>> begin

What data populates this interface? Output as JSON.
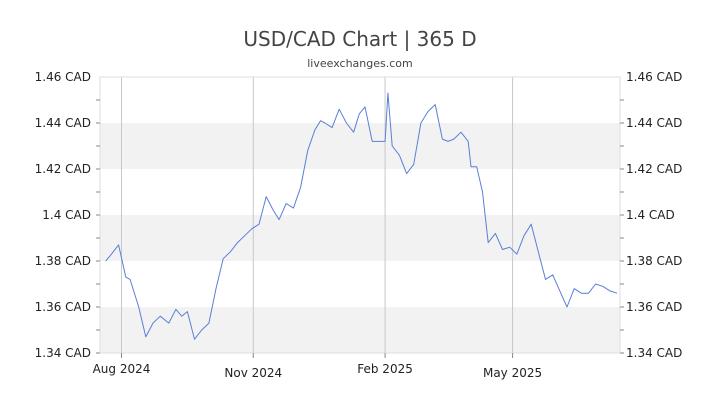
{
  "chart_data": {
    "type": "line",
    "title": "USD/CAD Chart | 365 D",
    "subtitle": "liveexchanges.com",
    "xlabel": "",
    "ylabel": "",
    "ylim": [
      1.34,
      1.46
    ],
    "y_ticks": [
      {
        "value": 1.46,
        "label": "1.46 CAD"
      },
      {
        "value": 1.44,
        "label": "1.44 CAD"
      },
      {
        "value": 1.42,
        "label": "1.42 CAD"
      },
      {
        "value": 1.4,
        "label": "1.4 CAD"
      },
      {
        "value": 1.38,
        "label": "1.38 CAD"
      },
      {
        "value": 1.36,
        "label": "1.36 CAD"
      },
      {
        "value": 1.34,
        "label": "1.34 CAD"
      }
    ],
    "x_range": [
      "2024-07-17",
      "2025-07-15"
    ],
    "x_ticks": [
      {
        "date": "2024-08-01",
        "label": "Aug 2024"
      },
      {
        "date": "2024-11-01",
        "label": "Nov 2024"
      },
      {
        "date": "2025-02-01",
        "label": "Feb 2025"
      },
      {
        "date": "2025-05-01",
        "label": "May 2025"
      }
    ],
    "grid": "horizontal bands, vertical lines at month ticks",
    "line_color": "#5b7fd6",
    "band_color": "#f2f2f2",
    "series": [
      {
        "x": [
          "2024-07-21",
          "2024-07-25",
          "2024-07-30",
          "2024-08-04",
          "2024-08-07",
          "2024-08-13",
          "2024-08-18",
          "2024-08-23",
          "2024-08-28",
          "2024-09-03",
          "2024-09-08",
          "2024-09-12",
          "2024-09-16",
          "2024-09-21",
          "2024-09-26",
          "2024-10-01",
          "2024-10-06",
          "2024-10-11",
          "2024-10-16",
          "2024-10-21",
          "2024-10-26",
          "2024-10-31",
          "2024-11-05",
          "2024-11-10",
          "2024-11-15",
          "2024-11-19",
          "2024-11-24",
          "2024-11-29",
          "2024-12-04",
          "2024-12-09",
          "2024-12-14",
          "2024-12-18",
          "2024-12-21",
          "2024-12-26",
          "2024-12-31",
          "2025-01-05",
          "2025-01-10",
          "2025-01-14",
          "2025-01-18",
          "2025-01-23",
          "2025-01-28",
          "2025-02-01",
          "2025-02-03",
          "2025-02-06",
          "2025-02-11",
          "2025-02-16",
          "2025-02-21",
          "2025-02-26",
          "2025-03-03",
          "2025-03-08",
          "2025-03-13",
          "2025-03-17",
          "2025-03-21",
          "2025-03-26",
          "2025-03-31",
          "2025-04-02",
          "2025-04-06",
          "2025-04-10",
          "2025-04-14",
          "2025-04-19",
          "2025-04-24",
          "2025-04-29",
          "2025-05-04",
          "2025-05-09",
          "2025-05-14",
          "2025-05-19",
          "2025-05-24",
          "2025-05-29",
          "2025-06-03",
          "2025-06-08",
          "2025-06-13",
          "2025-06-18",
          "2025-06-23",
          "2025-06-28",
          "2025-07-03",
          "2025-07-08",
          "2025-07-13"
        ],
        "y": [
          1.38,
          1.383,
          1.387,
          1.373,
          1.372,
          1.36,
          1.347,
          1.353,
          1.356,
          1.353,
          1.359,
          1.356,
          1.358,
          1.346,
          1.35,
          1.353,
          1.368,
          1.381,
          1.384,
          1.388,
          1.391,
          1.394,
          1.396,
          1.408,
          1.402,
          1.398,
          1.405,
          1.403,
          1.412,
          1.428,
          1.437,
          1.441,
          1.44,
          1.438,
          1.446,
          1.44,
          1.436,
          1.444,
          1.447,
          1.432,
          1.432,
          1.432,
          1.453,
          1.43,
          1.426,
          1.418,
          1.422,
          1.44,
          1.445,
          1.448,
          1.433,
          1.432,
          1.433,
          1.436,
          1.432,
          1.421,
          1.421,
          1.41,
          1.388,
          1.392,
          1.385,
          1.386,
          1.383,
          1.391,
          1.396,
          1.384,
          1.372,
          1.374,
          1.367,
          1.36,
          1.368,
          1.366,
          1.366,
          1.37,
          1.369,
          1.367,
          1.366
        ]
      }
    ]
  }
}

>> end

Which lines of the data include "value"? Copy each of them.

(Task output)
        "value": 1.46,
        "value": 1.44,
        "value": 1.42,
        "value": 1.4,
        "value": 1.38,
        "value": 1.36,
        "value": 1.34,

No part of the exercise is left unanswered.